▸ 資料を読む:
**a.** ClothAssetセットアップの本文のうち、「最大距離のウェイトペイント」を含む語句で始まり「ョン結果をプレビューします。」で終わる部分を、「スムースブラシ」を「ぼかしブラシ」に置き換えて書き直す。
**b.** ClothAssetセットアップの本文を、最後の文のあとから書き継いでください。

▸ ページ本文:
((

Unreal EngineでのClothAssetセットアップ
Unreal Engineに戻り、ClothAssetを作成する必要があります。Marvelous DesignerからエクスポートしたUSDファイルをインポートし、Marvelous Designer LiveSyncプラグインを使用してインポートしたスケルタルメッシュを選択します。このプロセスで衣装をキャラクターにスキニングします。プレビューシーンで、同じスケルタルメッシュを再度選択していることを確認してください。
最大距離のウェイトペイント
次に、最大距離プロパティのウェイトをペイントします。これは、生地のどの部分がシミュレーションされるかを制御します。0の値でペイントされた領域は、シミュレーションされず、代わりにキャラクターの体に直接スキニングされる領域を表します。スムースブラシを使用してウェイトのグラデーション効果を作成します。2Dビューまたは3Dビューでウェイトをペイントできます。2Dで作業する場合、パターンのレイアウトと配置はMarvelous Designerの2Dウィンドウと同じです。ウェイトペイントを容易にするために、USDファイルをエクスポートする前にパターンのレイアウトをする際に念頭に置いてください。パターンピースは互いに近すぎたり重なったりしないようにする必要があります。ウェイトペイント後、「Accept」をクリックしてシミュレーション結果をプレビューします。

))

▸ 提供資料:
((

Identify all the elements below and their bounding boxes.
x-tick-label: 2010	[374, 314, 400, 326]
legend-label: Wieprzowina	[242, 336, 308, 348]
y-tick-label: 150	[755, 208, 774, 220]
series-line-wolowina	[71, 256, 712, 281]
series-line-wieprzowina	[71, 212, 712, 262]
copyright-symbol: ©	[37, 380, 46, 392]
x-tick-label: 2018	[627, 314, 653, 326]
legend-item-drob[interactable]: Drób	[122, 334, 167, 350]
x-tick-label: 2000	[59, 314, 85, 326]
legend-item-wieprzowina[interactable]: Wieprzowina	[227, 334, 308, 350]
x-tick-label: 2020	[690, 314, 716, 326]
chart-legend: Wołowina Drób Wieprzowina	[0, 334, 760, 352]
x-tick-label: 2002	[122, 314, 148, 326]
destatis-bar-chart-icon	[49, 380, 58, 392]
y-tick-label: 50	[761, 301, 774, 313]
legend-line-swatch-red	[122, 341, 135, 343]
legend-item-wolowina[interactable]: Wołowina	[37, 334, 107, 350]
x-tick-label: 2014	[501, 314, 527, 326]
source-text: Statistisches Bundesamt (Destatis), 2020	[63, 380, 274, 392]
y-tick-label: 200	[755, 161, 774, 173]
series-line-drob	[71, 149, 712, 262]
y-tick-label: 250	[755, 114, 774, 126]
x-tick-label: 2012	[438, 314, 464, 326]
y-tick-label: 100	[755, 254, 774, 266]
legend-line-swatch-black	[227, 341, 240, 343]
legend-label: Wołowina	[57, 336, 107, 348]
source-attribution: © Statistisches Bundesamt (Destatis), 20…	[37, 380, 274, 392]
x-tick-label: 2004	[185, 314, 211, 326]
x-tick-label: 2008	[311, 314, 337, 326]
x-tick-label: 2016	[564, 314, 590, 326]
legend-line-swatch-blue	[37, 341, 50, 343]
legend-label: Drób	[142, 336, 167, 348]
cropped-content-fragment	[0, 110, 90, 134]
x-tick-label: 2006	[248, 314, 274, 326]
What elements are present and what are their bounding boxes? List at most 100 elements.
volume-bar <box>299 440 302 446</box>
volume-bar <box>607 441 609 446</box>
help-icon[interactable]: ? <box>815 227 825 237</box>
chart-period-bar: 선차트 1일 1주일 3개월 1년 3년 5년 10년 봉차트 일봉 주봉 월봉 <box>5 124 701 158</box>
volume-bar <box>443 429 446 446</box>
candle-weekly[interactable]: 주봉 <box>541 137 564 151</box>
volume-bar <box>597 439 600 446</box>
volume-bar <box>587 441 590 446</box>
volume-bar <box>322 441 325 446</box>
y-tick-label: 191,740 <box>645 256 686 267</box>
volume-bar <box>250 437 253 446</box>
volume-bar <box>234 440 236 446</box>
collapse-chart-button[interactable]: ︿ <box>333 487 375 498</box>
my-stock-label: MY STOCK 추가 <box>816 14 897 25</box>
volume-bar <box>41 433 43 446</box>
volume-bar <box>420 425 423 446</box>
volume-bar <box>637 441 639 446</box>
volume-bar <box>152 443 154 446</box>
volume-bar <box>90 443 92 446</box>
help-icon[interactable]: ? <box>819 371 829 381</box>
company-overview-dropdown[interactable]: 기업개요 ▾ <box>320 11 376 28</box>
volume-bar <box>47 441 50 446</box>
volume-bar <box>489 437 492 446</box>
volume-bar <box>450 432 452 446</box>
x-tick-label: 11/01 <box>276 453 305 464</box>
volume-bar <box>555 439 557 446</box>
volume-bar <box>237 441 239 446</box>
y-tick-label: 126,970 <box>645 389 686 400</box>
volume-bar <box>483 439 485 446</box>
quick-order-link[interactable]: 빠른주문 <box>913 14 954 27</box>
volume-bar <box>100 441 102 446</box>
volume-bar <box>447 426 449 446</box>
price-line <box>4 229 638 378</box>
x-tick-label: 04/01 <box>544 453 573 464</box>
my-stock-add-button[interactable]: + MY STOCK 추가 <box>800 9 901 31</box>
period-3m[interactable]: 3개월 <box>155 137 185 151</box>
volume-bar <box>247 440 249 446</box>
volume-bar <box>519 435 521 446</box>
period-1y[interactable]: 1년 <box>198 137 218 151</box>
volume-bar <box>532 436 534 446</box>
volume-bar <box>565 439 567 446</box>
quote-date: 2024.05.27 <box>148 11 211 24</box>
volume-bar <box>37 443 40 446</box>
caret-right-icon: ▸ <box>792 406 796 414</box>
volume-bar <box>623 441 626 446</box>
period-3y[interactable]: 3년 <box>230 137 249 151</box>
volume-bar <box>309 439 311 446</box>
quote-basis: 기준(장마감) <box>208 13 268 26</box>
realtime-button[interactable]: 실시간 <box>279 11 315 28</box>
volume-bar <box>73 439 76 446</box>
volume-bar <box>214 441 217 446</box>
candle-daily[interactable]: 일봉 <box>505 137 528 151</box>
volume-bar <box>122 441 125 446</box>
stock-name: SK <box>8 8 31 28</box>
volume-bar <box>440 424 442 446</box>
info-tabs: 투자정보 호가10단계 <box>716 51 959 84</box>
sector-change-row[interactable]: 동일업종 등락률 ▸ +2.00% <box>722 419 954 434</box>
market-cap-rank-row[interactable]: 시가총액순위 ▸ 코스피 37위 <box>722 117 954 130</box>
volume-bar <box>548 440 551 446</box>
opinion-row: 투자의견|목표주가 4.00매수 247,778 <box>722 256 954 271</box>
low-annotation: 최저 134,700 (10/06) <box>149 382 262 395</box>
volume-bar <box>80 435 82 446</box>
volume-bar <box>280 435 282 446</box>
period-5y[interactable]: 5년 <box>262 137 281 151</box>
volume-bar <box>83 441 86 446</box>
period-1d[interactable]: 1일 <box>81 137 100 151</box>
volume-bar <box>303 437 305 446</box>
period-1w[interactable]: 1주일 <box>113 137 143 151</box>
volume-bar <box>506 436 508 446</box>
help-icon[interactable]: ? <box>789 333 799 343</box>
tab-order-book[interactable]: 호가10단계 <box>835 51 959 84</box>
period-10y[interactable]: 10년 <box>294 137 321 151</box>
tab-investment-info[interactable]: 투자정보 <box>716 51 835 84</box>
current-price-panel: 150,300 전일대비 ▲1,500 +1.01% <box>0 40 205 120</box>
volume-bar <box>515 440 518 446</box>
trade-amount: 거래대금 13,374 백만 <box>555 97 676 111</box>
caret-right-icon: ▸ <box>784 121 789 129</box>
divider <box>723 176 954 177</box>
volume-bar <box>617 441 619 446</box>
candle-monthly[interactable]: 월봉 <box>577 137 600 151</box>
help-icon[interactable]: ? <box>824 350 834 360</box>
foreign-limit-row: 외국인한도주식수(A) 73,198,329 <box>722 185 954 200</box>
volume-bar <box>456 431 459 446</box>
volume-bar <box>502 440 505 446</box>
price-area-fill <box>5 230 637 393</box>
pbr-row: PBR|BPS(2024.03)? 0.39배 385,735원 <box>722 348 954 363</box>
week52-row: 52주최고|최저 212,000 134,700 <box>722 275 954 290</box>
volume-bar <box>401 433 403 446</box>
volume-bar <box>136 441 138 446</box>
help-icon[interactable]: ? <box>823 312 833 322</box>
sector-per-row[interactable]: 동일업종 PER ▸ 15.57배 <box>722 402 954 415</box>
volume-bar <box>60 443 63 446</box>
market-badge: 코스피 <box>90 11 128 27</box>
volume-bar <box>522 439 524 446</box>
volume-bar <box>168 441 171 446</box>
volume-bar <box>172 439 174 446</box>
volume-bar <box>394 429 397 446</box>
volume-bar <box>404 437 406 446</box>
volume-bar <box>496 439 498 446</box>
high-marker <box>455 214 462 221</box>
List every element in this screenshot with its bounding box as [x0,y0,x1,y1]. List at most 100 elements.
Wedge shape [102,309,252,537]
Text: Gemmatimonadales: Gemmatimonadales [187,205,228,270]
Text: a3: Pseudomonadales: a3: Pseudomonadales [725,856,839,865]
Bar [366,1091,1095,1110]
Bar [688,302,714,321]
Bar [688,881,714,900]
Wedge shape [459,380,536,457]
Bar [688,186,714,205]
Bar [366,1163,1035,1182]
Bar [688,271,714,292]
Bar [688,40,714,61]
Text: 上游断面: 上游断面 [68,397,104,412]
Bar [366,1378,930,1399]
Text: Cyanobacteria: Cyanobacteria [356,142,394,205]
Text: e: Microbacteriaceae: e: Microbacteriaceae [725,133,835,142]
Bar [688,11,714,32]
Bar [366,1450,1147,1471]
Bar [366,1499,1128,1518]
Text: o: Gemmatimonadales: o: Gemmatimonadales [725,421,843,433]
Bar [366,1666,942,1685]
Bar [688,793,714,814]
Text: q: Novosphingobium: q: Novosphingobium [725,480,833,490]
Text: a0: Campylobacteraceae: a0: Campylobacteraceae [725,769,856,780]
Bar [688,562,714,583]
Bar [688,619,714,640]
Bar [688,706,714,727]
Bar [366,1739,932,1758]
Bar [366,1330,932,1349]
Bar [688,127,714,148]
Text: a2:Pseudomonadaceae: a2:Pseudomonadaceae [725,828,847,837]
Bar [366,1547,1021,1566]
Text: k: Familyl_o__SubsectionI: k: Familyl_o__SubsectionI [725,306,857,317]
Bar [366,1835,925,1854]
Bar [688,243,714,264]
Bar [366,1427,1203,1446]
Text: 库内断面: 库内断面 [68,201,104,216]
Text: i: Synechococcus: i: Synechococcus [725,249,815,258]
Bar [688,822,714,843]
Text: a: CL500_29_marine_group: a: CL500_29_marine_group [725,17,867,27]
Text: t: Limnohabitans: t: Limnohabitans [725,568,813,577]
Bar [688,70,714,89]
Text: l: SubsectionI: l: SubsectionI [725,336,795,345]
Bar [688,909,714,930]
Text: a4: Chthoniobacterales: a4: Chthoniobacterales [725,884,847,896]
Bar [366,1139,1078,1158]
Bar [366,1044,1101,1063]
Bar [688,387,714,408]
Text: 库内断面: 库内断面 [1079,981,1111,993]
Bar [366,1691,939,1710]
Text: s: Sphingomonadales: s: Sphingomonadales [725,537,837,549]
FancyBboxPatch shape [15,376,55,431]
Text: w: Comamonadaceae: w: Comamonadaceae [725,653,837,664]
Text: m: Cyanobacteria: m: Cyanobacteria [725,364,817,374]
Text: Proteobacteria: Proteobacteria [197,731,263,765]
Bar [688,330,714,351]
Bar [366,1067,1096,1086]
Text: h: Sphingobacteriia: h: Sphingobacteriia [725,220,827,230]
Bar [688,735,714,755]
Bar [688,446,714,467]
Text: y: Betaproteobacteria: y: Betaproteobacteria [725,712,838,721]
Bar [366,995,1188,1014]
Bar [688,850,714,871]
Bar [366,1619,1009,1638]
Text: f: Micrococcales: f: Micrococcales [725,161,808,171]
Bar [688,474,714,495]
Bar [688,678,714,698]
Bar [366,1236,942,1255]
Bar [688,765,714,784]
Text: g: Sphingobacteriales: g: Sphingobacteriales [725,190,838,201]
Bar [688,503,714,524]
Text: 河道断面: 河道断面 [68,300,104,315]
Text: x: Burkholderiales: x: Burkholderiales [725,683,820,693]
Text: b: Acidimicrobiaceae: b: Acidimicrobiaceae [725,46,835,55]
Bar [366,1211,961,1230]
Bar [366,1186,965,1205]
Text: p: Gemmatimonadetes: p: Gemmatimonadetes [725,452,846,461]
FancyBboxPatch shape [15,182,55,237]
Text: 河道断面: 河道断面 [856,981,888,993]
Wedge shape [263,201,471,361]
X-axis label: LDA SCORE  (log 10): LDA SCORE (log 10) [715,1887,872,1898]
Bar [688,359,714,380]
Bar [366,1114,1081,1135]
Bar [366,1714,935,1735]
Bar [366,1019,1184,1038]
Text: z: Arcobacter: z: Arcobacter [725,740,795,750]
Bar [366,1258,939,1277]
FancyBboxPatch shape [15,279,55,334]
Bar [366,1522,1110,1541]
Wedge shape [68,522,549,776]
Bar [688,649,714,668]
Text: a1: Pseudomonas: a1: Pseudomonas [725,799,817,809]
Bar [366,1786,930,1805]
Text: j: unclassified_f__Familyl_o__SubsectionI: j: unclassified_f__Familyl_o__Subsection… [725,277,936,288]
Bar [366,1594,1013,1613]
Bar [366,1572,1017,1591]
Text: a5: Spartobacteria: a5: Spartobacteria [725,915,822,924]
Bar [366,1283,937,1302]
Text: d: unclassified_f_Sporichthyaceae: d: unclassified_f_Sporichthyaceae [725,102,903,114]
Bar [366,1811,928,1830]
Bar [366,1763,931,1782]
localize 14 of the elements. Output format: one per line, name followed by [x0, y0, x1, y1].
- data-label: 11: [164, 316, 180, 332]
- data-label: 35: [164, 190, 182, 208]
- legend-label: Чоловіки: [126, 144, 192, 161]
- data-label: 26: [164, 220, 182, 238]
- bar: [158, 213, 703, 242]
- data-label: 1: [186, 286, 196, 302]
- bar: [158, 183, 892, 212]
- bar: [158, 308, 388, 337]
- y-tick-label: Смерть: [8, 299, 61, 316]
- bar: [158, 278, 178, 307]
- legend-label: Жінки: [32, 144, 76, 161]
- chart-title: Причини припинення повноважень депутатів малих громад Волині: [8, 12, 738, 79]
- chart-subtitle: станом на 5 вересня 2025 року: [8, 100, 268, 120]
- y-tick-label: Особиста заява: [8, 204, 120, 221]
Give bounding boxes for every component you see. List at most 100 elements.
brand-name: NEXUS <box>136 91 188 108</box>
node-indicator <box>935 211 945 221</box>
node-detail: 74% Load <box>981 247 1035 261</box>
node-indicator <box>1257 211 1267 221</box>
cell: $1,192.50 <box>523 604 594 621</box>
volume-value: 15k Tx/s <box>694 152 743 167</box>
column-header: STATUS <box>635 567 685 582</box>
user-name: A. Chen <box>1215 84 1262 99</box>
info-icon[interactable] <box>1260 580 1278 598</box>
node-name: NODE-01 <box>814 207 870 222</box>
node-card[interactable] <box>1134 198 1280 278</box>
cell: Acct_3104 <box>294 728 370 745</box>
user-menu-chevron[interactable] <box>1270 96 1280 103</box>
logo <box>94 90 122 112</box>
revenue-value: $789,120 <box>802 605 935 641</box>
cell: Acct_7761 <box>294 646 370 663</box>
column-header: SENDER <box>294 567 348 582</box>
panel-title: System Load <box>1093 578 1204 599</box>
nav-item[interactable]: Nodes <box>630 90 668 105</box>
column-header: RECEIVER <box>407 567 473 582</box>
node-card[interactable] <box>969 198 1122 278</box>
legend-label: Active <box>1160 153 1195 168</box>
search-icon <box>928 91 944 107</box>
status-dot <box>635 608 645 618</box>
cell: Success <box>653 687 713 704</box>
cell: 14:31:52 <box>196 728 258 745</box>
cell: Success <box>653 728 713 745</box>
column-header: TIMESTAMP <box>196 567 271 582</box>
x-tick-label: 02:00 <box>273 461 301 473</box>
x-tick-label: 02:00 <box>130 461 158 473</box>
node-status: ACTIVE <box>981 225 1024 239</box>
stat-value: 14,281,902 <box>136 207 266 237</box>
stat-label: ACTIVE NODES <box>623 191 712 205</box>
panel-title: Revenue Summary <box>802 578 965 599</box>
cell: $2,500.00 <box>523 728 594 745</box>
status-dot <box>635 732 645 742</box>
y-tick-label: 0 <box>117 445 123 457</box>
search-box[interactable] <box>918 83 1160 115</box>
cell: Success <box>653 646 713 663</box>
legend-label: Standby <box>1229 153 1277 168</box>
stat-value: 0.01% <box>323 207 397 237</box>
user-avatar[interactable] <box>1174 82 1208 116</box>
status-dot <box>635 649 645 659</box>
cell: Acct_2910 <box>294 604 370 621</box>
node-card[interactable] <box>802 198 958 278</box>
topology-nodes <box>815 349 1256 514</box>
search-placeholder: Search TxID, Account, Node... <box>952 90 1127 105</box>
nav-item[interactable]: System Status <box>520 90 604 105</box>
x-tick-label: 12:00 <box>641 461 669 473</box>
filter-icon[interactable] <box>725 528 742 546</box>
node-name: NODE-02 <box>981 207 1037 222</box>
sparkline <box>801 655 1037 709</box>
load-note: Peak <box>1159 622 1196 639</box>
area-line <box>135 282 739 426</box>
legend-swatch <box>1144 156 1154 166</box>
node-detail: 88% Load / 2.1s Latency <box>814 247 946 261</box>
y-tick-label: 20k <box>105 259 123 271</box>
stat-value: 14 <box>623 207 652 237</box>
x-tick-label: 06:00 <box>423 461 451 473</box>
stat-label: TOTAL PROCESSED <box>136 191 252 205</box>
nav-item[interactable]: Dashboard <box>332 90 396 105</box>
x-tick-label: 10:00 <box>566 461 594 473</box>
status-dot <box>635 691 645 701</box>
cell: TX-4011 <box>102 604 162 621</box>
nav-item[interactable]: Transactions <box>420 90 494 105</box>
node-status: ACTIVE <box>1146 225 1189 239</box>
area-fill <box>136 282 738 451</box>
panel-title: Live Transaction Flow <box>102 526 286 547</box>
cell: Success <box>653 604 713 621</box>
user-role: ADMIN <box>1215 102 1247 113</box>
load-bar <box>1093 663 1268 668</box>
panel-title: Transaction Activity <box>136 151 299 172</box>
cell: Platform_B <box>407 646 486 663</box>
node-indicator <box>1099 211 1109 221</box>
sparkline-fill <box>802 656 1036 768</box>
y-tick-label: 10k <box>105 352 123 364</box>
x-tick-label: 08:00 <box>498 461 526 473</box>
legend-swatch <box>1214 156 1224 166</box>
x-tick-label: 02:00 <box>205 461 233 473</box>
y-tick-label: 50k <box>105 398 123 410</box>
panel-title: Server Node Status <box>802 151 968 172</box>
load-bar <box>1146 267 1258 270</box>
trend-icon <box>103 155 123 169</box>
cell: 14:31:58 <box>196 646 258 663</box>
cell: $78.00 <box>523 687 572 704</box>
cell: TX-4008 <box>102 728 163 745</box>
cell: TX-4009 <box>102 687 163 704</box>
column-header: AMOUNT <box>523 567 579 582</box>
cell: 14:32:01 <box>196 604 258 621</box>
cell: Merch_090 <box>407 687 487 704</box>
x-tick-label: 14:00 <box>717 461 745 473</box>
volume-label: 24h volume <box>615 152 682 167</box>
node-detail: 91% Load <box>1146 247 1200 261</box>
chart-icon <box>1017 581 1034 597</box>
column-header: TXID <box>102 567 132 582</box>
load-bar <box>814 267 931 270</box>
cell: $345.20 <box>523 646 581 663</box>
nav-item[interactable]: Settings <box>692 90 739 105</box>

))

▸ 課題ごとの出力:
**a.**
最大距離のウェイトペイント
次に、最大距離プロパティのウェイトをペイントします。これは、生地のどの部分がシミュレーションされるかを制御します。0の値でペイントされた領域は、シミュレーションされず、代わりにキャラクターの体に直接スキニングされる領域を表します。ぼかしブラシを使用してウェイトのグラデーション効果を作成します。2Dビューまたは3Dビューでウェイトをペイントできます。2Dで作業する場合、パターンのレイアウトと配置はMarvelous Designerの2Dウィンドウと同じです。ウェイトペイントを容易にするために、USDファイルをエクスポートする前にパターンのレイアウトをする際に念頭に置いてください。パターンピースは互いに近すぎたり重なったりしないようにする必要があります。ウェイトペイント後、「Accept」をクリックしてシミュレーション結果をプレビューします。

**b.**
ペイントしたウェイト値は、SimulationMaxDistanceConfigノードを使用して調整できます。このノードは最高値と最低値を制御します。最大値を下げることで、シミュレーションをさらに最適化できます。
生地の物性プロパティ
次の3つのノードは、生地の物性プロパティを定義するために使用されます。通常、生地プロパティの調整は生地シミュレーションで最も複雑な部分ですが、Marvelous Designerから物性プロパティをエクスポートしたため、このステップはより簡単になります。各パラメータの矢印アイコンを有効にすることで、Marvelous Designerからインポートした生地プロパティを直接使用できます。
さらに、ノードの横にある衣装アイコンを使用すると、Marvelous Designerで生成されたウェイトマップを使用できます。Marvelous Designerで異なるパターンに異なる生地プリセットが適用され、ウェイトマップはUSDファイルと共に自動的にエクスポートされます。
衣装がアバターの体と衝突するようにするには、物理アセットを作成する必要があります。このアセットはUnreal EngineのSetPhysicsAssetノードに追加する必要があります。
生地シミュレーションのその他の重要なノード
- SimulationCollisionConfig: 生地の厚さと摩擦を制御します。矢印アイコンを有効にすると、Marvelous Designerからインポートされた値が使用されます。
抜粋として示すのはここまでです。